* **EXERCISE REQUIREMENTS**: Identify the lines that contain the word "Enter" and copy each one.

* **EXTRACTED RECORDS**:
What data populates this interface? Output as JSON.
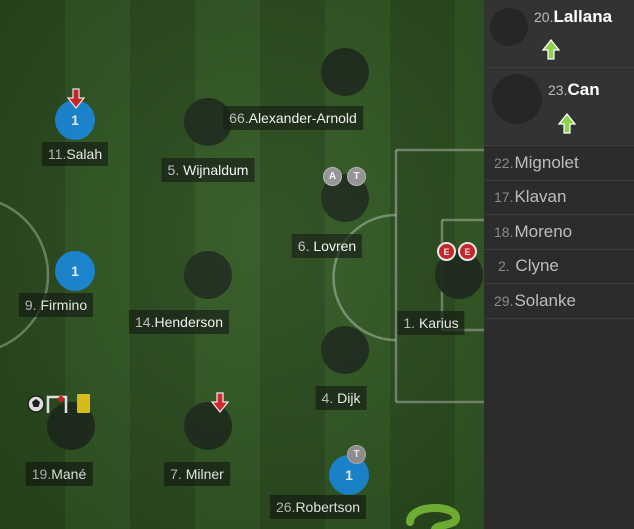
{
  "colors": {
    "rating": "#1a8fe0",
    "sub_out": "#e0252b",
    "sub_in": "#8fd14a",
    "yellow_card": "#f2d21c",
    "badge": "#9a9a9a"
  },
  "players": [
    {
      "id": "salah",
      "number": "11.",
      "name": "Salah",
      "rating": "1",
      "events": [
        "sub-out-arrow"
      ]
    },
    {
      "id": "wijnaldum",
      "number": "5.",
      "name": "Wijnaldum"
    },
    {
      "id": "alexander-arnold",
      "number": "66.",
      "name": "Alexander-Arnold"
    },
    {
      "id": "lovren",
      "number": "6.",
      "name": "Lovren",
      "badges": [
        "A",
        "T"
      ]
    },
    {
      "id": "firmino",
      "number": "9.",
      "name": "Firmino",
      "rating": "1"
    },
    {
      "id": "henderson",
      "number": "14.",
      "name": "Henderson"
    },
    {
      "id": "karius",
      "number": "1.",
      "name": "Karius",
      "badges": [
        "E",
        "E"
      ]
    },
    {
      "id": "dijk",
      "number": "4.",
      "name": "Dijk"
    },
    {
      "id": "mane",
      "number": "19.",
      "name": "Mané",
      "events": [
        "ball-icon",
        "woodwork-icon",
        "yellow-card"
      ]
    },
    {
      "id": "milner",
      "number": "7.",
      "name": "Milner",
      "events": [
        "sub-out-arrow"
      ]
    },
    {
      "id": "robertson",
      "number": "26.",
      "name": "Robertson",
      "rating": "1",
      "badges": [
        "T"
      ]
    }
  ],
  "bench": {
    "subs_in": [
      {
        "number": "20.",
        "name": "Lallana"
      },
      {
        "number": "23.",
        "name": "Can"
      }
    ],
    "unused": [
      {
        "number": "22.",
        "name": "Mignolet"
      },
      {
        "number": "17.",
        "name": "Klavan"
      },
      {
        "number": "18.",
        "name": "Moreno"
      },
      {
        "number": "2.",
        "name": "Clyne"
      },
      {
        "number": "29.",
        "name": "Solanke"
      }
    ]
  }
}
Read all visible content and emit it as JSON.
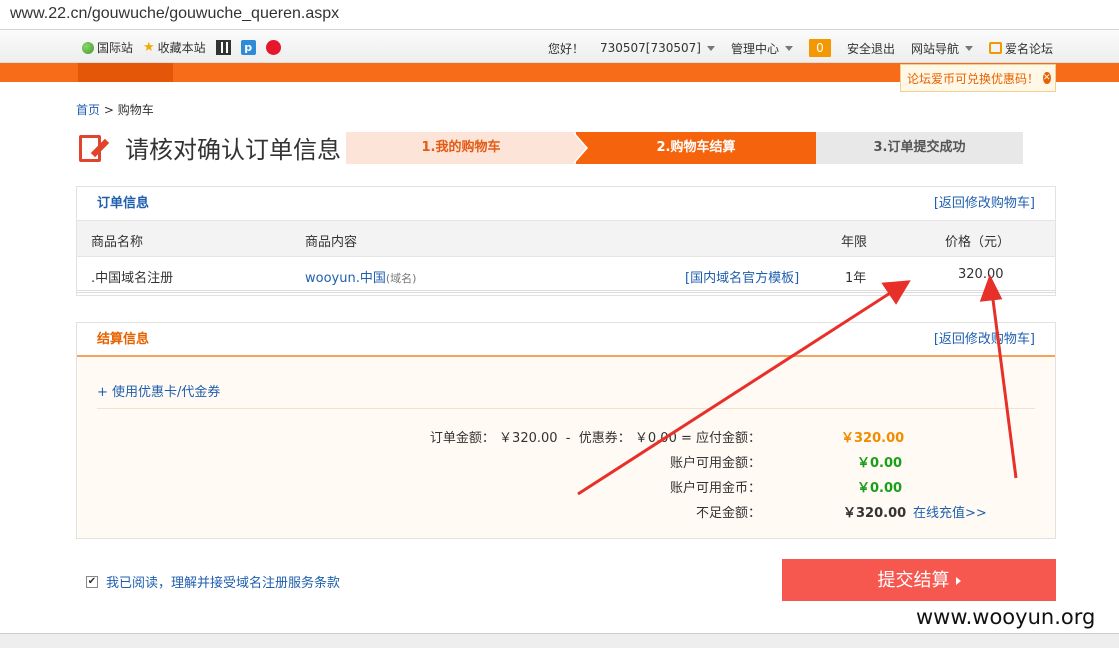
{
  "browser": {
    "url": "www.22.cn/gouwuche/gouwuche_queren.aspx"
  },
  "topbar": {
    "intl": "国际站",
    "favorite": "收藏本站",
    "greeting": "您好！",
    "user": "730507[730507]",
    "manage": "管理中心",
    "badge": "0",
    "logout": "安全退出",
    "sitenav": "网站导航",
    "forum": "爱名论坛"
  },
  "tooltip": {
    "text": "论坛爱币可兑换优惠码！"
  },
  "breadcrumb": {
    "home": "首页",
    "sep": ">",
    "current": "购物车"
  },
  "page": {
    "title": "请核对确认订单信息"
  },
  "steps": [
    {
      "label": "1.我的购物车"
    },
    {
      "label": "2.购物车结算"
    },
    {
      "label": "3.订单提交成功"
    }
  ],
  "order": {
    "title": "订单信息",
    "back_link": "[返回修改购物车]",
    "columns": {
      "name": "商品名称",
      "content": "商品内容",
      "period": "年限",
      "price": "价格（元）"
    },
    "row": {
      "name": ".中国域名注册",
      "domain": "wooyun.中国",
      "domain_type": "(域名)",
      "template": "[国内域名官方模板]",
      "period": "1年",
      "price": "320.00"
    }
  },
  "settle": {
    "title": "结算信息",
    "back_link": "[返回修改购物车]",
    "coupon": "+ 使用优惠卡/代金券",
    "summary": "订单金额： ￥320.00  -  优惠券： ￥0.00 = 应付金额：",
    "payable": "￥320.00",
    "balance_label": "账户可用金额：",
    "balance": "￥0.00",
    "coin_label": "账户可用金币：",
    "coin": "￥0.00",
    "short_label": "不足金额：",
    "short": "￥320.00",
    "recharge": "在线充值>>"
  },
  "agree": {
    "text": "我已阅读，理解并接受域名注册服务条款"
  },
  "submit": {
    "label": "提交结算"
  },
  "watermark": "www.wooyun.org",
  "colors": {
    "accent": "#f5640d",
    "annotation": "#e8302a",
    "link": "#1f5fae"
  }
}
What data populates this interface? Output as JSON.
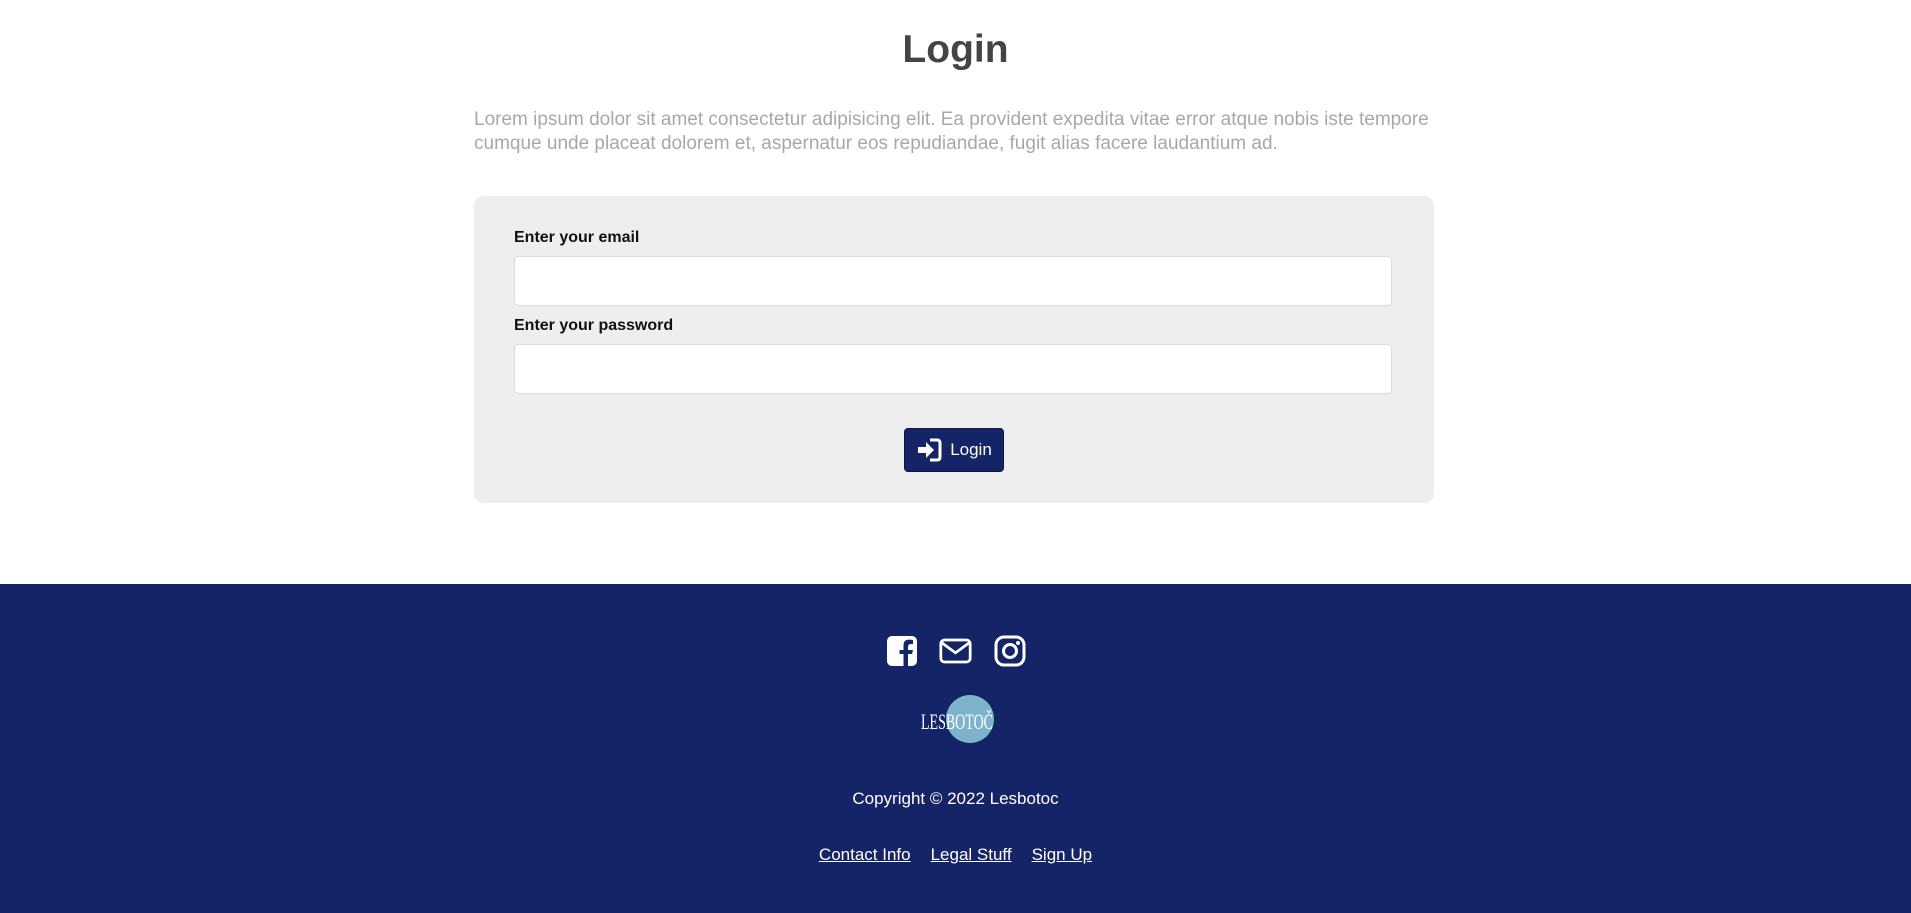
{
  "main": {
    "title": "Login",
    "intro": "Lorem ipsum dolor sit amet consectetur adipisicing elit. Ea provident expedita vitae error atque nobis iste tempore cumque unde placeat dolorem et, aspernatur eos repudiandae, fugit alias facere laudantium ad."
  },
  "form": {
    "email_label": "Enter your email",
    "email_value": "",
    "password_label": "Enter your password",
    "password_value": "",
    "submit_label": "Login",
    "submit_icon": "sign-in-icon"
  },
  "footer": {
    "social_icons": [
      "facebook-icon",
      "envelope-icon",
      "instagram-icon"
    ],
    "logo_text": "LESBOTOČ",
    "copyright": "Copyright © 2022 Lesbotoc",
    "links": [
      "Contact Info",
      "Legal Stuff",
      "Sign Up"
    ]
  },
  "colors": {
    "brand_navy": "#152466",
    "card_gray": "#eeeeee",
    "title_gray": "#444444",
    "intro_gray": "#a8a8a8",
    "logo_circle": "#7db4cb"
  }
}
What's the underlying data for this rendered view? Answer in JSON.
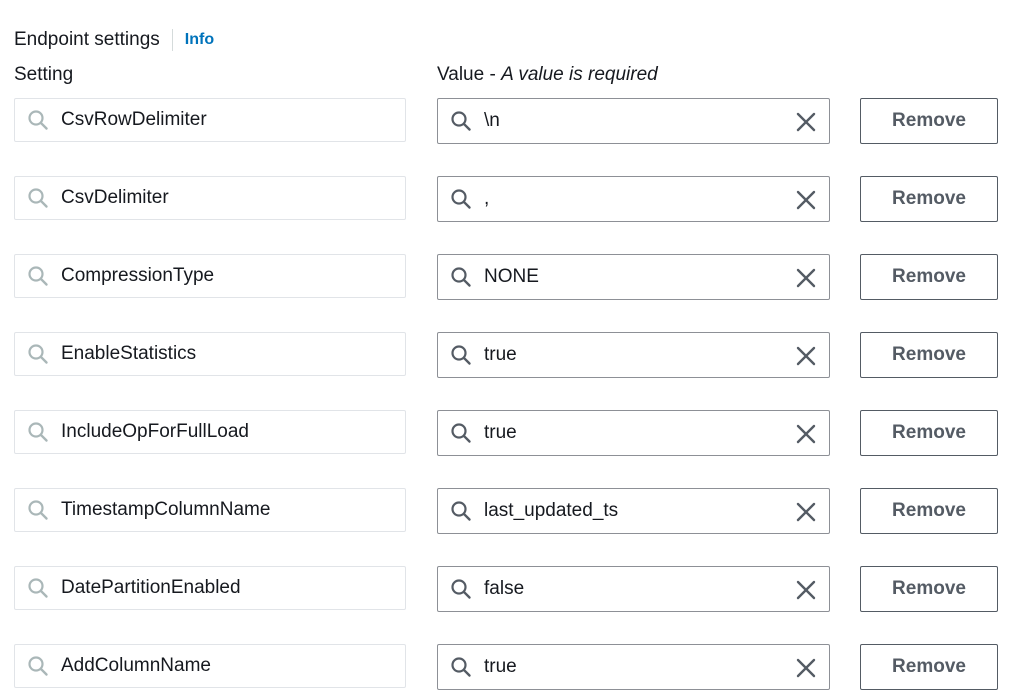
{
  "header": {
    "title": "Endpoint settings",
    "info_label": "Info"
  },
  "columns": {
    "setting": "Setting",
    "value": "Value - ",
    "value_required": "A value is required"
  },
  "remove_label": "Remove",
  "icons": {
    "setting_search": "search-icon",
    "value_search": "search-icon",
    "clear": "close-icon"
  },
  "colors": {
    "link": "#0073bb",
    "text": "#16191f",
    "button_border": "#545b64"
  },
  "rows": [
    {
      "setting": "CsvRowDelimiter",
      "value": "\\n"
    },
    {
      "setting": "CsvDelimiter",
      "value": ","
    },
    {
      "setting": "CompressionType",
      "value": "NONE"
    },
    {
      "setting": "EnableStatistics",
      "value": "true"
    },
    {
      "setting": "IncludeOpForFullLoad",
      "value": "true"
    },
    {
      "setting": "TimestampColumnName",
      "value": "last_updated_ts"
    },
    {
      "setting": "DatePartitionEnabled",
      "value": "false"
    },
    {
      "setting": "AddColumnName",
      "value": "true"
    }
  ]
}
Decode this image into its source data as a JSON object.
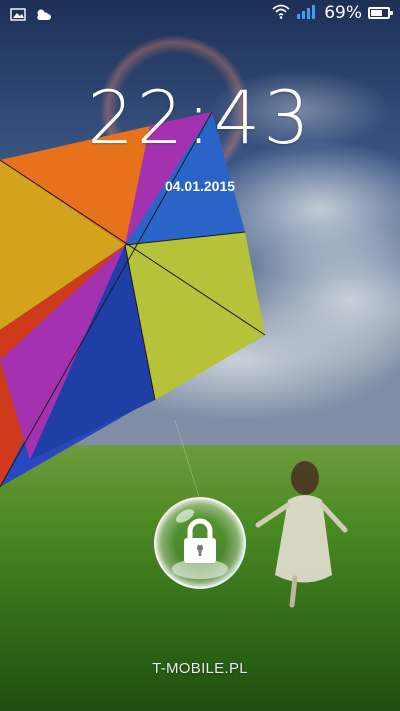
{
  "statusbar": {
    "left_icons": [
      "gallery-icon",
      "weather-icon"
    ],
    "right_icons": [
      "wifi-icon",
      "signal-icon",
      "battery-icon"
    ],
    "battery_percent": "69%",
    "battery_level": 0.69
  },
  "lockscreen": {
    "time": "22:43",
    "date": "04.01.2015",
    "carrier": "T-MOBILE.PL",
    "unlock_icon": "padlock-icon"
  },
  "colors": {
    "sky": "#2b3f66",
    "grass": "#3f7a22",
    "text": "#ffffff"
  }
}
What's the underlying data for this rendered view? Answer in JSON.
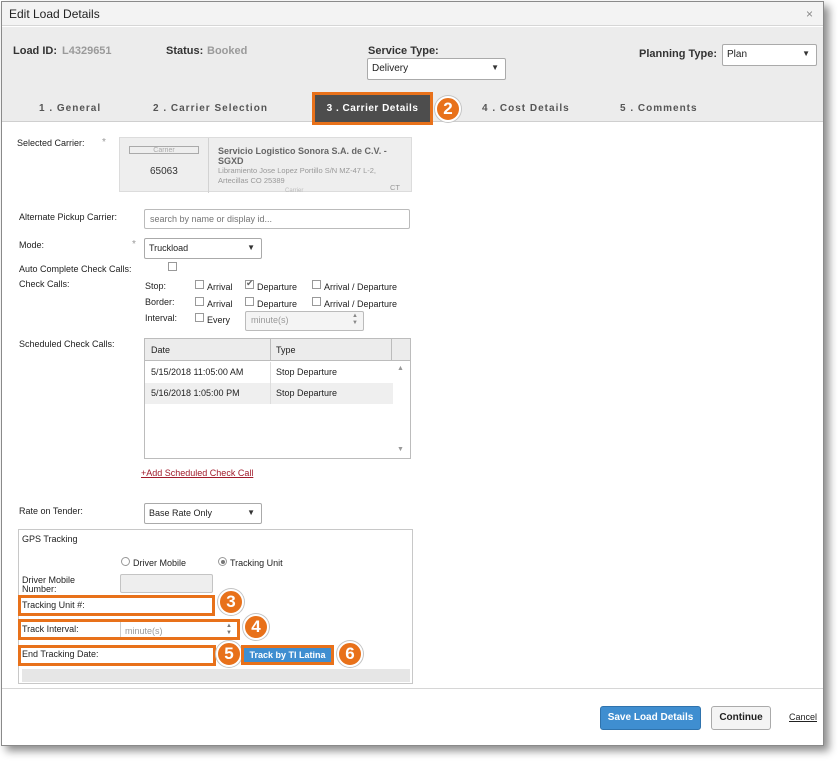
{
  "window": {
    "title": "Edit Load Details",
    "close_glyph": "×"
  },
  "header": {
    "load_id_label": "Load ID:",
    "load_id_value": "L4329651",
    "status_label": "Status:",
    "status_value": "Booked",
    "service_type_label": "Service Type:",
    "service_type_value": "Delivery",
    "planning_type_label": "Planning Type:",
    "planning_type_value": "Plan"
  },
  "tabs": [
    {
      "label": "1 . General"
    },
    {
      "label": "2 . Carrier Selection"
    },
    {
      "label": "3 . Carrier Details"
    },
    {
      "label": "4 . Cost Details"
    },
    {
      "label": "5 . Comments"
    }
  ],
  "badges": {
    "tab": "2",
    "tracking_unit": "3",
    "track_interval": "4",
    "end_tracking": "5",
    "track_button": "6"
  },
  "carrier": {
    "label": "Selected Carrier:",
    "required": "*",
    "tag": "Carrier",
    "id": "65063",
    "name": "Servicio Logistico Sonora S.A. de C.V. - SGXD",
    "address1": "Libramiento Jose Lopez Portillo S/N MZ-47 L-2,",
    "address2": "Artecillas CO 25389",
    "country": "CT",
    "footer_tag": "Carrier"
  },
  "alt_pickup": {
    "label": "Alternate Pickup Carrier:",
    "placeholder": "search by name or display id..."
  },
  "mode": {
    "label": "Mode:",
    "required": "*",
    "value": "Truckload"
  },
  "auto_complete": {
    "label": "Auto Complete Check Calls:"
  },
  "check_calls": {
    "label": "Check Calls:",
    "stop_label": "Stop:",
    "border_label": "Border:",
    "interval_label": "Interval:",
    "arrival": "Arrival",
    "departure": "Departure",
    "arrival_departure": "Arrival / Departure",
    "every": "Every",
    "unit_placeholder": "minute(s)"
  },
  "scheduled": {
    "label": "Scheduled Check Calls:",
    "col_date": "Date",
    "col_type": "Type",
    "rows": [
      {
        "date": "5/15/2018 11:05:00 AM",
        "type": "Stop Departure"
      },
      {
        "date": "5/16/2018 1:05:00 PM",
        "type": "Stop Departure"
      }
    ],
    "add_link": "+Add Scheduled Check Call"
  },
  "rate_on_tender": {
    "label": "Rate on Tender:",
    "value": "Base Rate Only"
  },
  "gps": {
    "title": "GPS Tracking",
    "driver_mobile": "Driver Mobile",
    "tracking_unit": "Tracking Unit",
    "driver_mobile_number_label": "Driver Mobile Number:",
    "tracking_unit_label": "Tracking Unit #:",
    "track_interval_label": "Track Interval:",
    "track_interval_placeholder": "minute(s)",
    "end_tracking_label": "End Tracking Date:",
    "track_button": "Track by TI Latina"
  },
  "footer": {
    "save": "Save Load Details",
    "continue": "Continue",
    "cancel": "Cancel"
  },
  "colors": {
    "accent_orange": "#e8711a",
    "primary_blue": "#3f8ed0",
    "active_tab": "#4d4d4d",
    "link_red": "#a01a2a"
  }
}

* **TASK SOLUTION**:
    "email_label": "Enter your email",
    "password_label": "Enter your password",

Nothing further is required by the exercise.